- EXERCISE REQUIREMENTS
Filter the data for lines with the word "series", then copy every line so identified.

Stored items
· · · · ·
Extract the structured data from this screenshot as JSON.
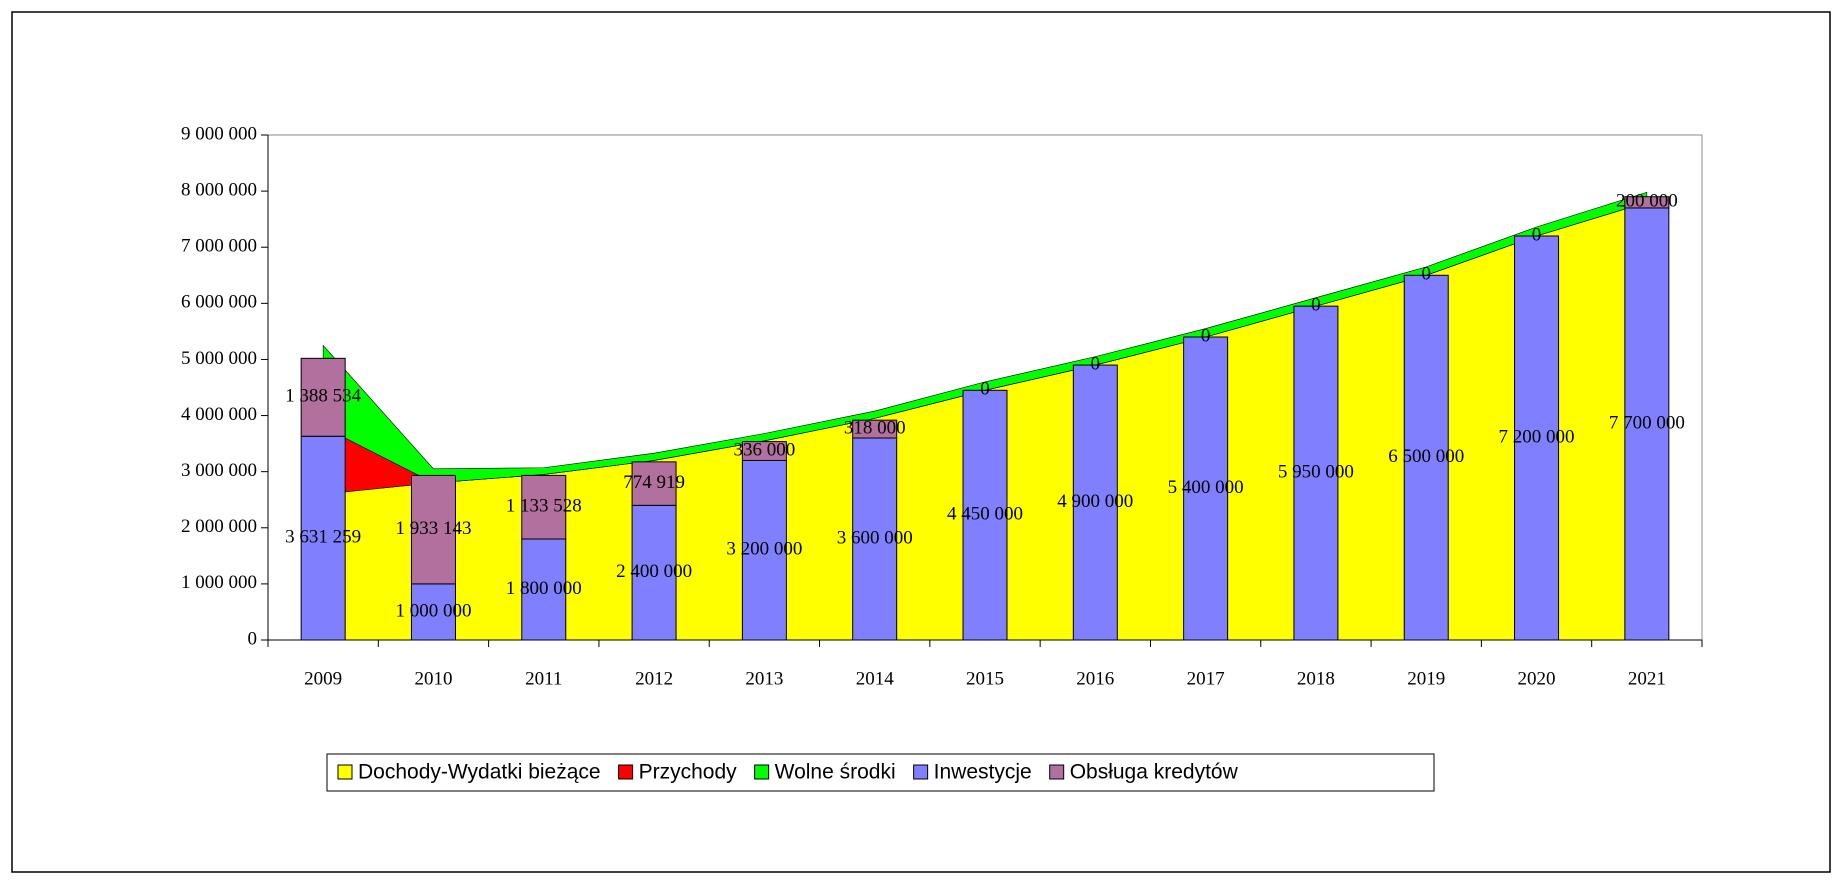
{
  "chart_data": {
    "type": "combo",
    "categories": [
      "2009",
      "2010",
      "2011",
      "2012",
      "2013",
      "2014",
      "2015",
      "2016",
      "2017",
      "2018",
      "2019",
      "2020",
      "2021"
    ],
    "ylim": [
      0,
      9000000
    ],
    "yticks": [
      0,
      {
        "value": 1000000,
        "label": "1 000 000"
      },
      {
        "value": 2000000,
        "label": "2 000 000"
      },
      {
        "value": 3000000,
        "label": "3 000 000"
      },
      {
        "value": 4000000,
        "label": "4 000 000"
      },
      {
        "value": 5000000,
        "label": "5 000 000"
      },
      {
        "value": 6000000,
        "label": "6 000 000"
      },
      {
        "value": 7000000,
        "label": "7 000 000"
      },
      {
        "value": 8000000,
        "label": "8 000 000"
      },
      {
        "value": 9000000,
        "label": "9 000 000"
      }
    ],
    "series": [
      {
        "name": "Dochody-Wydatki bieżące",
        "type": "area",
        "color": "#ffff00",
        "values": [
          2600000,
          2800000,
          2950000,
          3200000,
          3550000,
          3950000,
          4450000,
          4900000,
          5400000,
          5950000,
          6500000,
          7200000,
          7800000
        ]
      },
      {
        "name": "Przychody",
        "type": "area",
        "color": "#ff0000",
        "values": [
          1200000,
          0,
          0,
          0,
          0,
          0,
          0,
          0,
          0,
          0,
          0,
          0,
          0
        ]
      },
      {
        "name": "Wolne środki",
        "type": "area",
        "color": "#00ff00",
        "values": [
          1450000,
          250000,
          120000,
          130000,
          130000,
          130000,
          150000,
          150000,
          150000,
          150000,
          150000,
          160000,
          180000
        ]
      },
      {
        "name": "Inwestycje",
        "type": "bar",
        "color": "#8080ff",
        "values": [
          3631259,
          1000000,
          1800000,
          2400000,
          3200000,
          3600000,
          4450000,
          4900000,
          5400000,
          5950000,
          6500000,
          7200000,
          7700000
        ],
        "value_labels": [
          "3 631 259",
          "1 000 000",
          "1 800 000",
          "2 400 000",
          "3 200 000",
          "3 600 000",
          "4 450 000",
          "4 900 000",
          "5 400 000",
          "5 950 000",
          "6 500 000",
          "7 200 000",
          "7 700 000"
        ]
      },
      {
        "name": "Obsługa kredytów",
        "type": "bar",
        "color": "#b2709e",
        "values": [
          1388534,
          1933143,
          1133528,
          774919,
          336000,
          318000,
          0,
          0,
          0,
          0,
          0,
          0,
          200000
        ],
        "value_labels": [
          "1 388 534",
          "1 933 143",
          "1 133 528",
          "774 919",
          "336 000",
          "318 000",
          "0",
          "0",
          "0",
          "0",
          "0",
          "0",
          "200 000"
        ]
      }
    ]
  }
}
· · · · ·
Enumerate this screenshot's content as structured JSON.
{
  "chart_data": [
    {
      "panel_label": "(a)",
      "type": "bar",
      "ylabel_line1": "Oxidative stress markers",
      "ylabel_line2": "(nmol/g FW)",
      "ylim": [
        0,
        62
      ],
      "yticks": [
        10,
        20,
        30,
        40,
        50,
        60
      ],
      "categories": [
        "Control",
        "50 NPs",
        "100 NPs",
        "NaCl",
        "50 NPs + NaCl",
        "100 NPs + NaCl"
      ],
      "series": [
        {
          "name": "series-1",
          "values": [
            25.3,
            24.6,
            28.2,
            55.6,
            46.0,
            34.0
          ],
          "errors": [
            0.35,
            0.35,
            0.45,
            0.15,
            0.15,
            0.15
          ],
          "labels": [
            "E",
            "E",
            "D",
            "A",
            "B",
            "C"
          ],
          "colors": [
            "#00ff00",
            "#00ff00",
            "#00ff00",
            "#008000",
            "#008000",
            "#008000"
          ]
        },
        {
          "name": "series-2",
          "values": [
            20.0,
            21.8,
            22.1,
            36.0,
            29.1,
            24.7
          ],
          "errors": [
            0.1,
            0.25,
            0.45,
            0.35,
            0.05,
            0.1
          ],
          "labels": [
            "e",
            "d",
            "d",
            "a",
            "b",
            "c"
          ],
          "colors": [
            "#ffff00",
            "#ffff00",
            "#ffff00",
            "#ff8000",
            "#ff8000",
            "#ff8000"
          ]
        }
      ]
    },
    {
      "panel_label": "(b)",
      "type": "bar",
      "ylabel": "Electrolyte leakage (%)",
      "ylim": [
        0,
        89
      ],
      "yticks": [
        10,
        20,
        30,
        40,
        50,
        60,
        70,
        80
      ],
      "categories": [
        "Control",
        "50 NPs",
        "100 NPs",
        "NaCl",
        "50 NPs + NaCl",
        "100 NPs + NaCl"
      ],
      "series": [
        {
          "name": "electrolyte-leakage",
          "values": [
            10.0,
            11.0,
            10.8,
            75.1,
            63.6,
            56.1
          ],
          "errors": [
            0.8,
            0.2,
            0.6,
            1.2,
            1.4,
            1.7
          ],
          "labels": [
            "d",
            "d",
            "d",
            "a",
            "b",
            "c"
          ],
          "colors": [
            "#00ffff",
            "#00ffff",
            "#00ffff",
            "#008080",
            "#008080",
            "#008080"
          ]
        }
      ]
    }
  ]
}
· · · · ·
- TASK RESPONSE
    "series": [
      "series": [
          "name": "series-1",
          "name": "series-2",
      "series": [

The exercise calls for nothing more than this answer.